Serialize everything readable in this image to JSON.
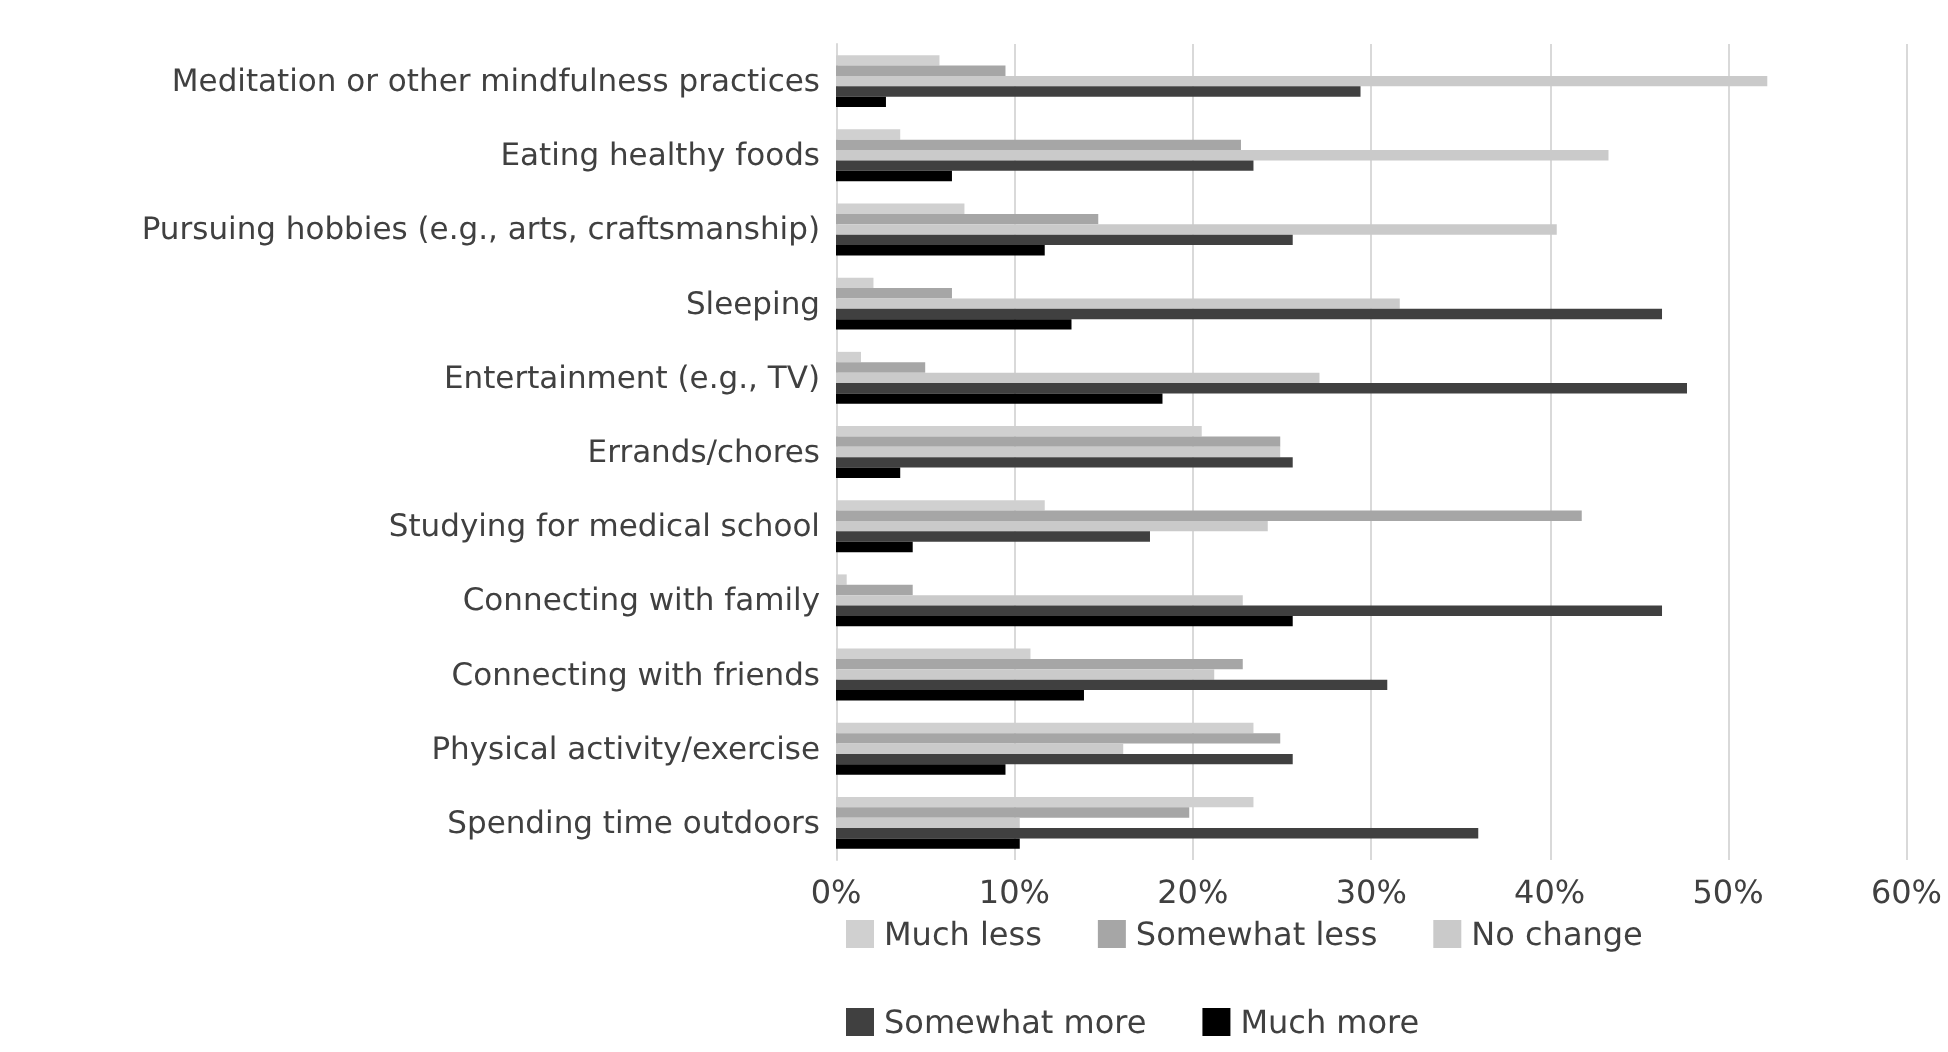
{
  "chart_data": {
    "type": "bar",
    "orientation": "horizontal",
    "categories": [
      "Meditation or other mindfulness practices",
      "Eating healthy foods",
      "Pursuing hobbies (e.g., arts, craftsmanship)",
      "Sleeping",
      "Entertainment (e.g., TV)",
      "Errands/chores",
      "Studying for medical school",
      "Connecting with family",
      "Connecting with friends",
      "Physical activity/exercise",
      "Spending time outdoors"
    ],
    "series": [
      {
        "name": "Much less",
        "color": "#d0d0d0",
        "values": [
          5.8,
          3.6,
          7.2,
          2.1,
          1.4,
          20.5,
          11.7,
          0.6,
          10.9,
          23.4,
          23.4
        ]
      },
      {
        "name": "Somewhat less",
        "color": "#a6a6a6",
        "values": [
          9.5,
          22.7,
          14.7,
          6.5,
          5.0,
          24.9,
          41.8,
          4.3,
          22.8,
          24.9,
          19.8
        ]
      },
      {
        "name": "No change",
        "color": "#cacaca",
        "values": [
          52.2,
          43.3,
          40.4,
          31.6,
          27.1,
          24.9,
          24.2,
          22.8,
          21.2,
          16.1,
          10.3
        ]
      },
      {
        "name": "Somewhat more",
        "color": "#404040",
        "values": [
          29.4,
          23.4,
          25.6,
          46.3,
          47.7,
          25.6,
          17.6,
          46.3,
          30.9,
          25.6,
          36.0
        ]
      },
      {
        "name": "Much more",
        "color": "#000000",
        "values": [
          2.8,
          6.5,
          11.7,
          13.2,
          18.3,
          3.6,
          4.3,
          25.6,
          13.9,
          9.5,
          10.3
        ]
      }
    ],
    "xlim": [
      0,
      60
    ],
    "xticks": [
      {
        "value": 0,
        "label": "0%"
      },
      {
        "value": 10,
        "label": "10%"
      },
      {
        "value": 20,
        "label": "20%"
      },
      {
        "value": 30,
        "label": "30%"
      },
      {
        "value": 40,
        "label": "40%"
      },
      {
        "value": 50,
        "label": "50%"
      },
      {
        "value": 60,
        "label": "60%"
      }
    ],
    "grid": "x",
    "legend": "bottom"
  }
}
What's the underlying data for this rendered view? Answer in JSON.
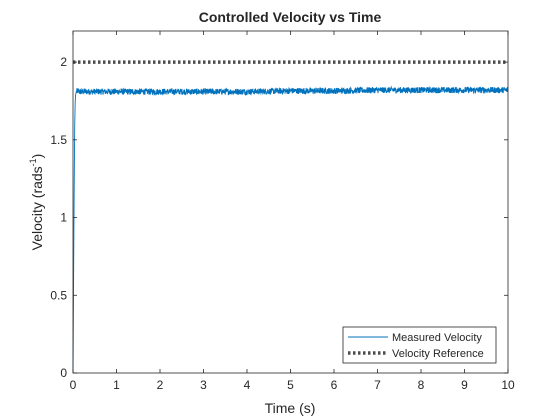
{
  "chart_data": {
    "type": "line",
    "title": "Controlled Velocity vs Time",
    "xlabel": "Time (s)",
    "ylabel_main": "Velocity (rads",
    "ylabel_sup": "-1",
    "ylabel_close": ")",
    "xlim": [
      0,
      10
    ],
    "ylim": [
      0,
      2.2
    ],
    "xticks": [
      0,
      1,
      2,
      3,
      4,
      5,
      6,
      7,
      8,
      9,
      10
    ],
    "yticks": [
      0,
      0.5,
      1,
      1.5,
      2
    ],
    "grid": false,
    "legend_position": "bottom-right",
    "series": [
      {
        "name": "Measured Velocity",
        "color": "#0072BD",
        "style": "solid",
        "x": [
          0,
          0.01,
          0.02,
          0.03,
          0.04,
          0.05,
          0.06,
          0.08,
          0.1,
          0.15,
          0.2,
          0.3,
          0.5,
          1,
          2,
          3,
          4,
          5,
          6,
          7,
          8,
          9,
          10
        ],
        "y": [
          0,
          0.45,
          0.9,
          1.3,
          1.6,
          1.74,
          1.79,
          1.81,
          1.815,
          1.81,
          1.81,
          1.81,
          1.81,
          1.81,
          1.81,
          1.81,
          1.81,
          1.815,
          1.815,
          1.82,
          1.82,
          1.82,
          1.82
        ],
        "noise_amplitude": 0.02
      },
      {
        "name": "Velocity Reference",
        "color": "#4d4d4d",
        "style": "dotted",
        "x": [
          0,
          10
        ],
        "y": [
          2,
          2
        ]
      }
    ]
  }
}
***
Copy exactly the lines from the one containing "What's the underlying" through the last line of the records above, including both, and omit every picture.

What's the underlying data for this rendered view? Answer in JSON.
{
  "chart_data": {
    "type": "line",
    "title": "Controlled Velocity vs Time",
    "xlabel": "Time (s)",
    "ylabel_main": "Velocity (rads",
    "ylabel_sup": "-1",
    "ylabel_close": ")",
    "xlim": [
      0,
      10
    ],
    "ylim": [
      0,
      2.2
    ],
    "xticks": [
      0,
      1,
      2,
      3,
      4,
      5,
      6,
      7,
      8,
      9,
      10
    ],
    "yticks": [
      0,
      0.5,
      1,
      1.5,
      2
    ],
    "grid": false,
    "legend_position": "bottom-right",
    "series": [
      {
        "name": "Measured Velocity",
        "color": "#0072BD",
        "style": "solid",
        "x": [
          0,
          0.01,
          0.02,
          0.03,
          0.04,
          0.05,
          0.06,
          0.08,
          0.1,
          0.15,
          0.2,
          0.3,
          0.5,
          1,
          2,
          3,
          4,
          5,
          6,
          7,
          8,
          9,
          10
        ],
        "y": [
          0,
          0.45,
          0.9,
          1.3,
          1.6,
          1.74,
          1.79,
          1.81,
          1.815,
          1.81,
          1.81,
          1.81,
          1.81,
          1.81,
          1.81,
          1.81,
          1.81,
          1.815,
          1.815,
          1.82,
          1.82,
          1.82,
          1.82
        ],
        "noise_amplitude": 0.02
      },
      {
        "name": "Velocity Reference",
        "color": "#4d4d4d",
        "style": "dotted",
        "x": [
          0,
          10
        ],
        "y": [
          2,
          2
        ]
      }
    ]
  }
}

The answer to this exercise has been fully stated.